- _The request_: Every record should be written out exactly, with the pictures left out.

#### The data

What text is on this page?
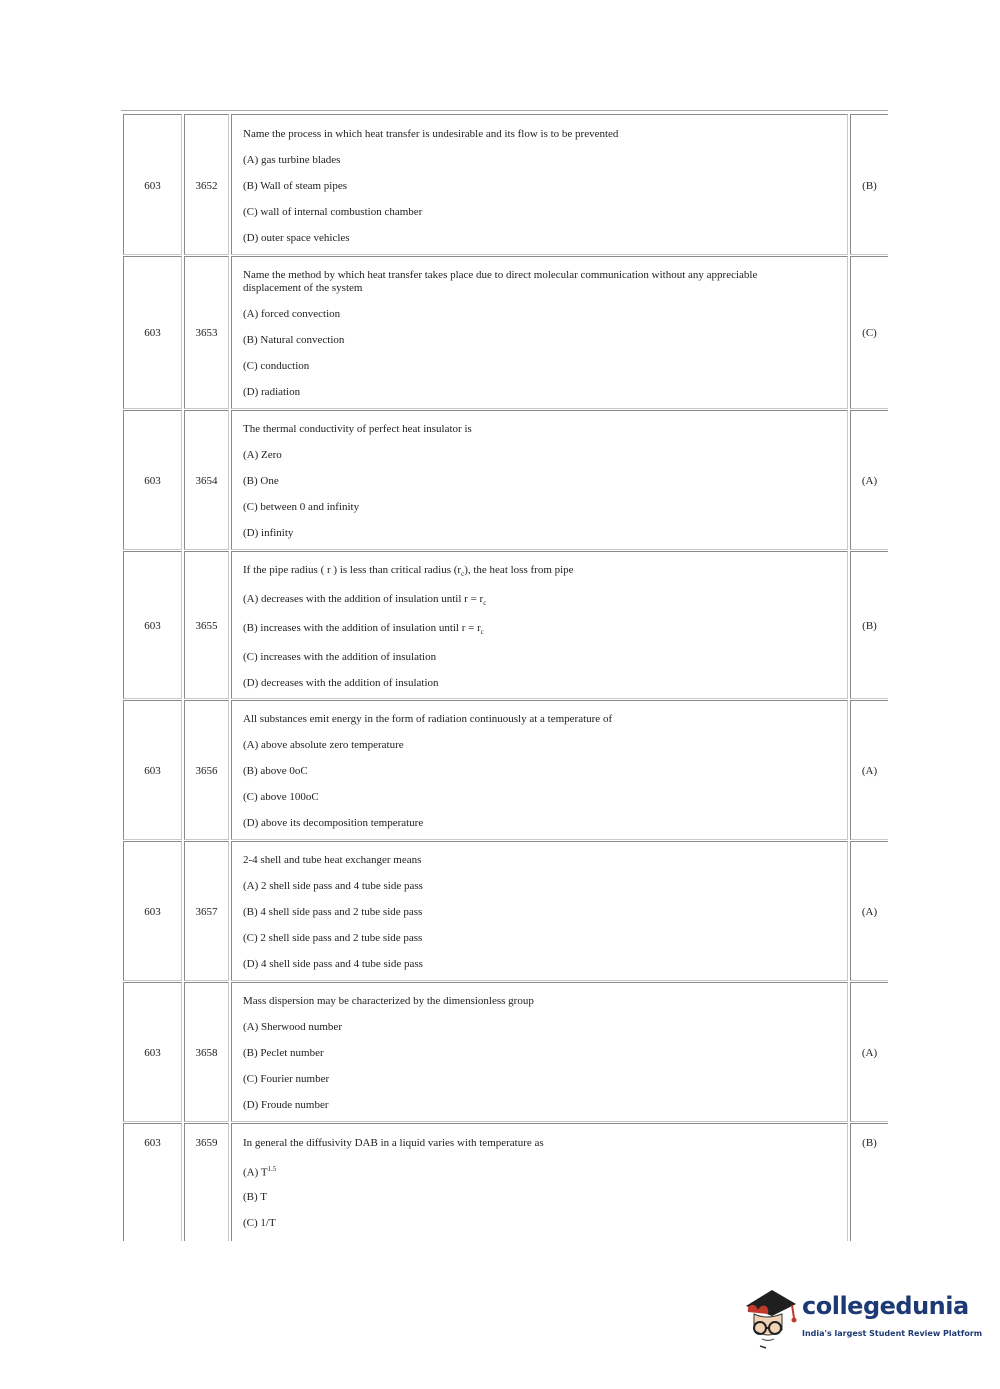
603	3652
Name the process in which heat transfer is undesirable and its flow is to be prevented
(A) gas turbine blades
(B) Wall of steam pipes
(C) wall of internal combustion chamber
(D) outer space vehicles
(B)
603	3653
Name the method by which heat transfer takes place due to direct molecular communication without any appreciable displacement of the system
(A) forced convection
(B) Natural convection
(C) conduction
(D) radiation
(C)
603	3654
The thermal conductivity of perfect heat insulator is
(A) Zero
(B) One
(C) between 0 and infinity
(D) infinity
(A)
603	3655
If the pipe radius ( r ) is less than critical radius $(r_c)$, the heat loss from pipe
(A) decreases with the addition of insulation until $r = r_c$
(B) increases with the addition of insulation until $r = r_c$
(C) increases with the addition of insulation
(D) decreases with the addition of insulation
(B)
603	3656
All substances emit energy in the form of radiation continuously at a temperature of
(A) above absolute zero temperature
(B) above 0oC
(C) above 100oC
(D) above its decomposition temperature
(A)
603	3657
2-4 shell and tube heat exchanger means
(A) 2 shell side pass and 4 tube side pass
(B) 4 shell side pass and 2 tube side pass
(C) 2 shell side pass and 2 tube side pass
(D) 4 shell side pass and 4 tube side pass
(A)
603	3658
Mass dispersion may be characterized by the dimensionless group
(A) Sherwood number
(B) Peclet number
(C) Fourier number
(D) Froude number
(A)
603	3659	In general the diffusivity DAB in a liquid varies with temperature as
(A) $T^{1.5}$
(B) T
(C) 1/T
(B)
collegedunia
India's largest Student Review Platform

########

- _Completed exercise_:
What text is on this page?
603	3652
Name the process in which heat transfer is undesirable and its flow is to be prevented
(A) gas turbine blades
(B) Wall of steam pipes
(C) wall of internal combustion chamber
(D) outer space vehicles
(B)
603	3653
Name the method by which heat transfer takes place due to direct molecular communication without any appreciable displacement of the system
(A) forced convection
(B) Natural convection
(C) conduction
(D) radiation
(C)
603	3654
The thermal conductivity of perfect heat insulator is
(A) Zero
(B) One
(C) between 0 and infinity
(D) infinity
(A)
603	3655
If the pipe radius ( r ) is less than critical radius $(r_c)$, the heat loss from pipe
(A) decreases with the addition of insulation until $r = r_c$
(B) increases with the addition of insulation until $r = r_c$
(C) increases with the addition of insulation
(D) decreases with the addition of insulation
(B)
603	3656
All substances emit energy in the form of radiation continuously at a temperature of
(A) above absolute zero temperature
(B) above 0oC
(C) above 100oC
(D) above its decomposition temperature
(A)
603	3657
2-4 shell and tube heat exchanger means
(A) 2 shell side pass and 4 tube side pass
(B) 4 shell side pass and 2 tube side pass
(C) 2 shell side pass and 2 tube side pass
(D) 4 shell side pass and 4 tube side pass
(A)
603	3658
Mass dispersion may be characterized by the dimensionless group
(A) Sherwood number
(B) Peclet number
(C) Fourier number
(D) Froude number
(A)
603	3659	In general the diffusivity DAB in a liquid varies with temperature as
(A) $T^{1.5}$
(B) T
(C) 1/T
(B)
collegedunia
India's largest Student Review Platform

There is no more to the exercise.